* What you are asked to do *
Set out each line from the following listing that includes the word "GBPUSD".

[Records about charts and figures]
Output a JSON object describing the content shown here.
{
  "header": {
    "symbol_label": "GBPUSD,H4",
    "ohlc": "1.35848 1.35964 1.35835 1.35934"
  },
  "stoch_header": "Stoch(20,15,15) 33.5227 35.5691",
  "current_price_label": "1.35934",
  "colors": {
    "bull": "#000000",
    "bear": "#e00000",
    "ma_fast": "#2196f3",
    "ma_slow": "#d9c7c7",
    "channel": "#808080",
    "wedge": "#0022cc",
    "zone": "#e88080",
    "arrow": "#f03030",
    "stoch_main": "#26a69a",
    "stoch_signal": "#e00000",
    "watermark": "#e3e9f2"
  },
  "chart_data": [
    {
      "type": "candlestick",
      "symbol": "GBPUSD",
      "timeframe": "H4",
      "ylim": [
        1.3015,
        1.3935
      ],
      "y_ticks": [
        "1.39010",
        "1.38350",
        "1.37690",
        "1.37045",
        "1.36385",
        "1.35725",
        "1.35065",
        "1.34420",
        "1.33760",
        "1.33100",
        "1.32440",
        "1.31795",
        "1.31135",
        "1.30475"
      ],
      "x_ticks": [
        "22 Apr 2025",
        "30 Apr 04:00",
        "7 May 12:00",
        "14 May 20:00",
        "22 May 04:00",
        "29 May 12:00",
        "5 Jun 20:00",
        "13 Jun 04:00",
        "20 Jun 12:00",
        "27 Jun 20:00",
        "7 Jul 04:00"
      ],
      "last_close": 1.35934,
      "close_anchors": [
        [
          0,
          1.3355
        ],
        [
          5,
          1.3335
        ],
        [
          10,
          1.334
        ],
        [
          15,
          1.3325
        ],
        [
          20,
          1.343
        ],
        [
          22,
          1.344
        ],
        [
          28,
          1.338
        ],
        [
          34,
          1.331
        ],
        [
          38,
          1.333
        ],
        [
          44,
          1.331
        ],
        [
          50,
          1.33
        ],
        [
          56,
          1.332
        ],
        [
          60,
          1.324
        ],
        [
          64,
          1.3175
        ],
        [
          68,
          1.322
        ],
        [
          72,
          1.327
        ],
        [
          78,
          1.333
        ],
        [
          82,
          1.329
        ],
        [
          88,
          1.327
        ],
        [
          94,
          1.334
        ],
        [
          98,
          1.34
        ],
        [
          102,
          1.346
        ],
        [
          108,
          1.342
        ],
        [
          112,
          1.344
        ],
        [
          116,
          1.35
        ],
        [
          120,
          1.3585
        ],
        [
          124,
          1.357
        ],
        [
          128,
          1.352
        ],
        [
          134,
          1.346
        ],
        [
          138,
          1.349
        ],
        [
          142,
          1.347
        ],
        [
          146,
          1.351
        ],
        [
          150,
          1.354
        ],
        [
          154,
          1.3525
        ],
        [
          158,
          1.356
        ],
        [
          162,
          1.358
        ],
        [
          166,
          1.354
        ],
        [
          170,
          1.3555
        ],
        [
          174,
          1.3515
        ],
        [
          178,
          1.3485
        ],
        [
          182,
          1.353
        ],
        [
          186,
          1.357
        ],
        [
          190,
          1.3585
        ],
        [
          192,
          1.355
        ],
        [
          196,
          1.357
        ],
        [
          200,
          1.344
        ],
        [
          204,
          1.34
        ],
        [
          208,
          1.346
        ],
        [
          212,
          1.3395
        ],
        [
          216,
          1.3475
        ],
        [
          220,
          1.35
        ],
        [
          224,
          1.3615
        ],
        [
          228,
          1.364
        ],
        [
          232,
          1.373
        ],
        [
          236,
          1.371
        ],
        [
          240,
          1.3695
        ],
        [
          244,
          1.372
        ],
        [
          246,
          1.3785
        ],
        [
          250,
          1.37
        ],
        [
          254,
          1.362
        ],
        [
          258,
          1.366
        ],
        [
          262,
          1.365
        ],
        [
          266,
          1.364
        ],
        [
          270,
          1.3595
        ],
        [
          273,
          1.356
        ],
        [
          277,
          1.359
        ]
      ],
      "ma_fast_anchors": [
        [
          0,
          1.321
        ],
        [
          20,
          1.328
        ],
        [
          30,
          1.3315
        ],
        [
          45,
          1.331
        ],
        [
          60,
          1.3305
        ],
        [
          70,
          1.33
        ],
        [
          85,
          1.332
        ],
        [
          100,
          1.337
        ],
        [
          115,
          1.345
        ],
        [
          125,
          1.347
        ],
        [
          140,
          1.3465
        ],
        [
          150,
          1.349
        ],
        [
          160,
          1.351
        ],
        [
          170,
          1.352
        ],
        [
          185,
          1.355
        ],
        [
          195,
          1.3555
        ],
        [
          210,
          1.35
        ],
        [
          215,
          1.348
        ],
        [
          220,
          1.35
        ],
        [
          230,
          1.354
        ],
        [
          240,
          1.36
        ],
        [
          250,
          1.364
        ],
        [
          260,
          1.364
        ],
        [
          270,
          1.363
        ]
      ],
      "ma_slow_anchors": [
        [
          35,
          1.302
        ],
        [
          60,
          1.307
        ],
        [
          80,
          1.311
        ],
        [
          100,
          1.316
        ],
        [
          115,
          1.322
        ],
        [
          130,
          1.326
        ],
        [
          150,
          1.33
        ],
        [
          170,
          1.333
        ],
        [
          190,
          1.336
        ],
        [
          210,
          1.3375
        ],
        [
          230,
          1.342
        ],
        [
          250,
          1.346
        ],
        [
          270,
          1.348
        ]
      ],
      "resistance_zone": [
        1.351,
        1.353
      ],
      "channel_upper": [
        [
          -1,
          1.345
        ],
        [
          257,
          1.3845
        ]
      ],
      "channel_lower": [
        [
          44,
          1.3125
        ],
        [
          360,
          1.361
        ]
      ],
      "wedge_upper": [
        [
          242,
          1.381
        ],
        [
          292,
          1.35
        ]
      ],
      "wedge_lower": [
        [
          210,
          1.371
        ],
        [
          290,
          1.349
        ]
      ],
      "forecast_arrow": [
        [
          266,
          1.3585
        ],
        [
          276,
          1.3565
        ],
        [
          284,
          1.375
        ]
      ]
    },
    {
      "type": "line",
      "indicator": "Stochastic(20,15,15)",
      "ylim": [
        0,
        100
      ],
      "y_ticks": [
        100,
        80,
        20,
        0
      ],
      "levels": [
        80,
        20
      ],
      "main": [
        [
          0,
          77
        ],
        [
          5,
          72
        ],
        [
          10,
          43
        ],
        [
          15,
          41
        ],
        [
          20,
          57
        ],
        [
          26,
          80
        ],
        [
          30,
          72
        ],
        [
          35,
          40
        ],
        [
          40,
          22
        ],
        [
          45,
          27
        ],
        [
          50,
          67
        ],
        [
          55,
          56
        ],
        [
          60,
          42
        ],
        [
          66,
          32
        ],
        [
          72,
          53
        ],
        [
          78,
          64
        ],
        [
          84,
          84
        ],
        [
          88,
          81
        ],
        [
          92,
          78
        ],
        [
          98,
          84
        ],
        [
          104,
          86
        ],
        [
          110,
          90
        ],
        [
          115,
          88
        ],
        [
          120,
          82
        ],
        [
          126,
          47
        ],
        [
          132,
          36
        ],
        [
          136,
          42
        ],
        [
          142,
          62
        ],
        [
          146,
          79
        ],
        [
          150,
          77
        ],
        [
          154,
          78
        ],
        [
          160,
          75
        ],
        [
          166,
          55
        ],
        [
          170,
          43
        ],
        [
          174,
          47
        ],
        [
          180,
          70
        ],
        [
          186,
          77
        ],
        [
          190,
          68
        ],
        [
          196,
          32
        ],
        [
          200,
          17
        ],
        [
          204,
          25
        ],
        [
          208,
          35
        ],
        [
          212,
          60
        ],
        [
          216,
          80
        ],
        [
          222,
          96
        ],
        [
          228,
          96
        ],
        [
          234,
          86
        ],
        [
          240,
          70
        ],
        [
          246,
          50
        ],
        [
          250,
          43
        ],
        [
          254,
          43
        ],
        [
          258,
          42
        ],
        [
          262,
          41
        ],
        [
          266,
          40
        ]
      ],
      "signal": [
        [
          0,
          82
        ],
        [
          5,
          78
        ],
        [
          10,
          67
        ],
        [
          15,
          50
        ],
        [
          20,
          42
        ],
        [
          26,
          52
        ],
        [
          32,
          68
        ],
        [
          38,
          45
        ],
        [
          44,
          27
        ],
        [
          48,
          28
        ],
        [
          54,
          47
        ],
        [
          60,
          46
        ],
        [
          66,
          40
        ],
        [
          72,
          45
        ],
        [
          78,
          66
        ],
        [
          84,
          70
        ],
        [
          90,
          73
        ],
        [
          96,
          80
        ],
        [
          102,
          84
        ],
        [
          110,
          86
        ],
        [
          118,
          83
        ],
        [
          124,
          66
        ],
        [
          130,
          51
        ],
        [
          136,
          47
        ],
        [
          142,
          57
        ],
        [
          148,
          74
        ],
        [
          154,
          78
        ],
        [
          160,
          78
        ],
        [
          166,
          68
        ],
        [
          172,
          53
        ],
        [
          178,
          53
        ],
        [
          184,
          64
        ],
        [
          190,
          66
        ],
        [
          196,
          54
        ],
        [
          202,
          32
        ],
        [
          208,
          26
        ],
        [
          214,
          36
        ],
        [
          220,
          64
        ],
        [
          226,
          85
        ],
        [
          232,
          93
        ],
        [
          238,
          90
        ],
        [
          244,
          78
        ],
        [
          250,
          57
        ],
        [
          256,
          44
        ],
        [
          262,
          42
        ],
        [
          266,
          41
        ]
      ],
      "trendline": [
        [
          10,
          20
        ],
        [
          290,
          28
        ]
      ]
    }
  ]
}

* Answer to the problem *
    "symbol_label": "GBPUSD,H4",
      "symbol": "GBPUSD",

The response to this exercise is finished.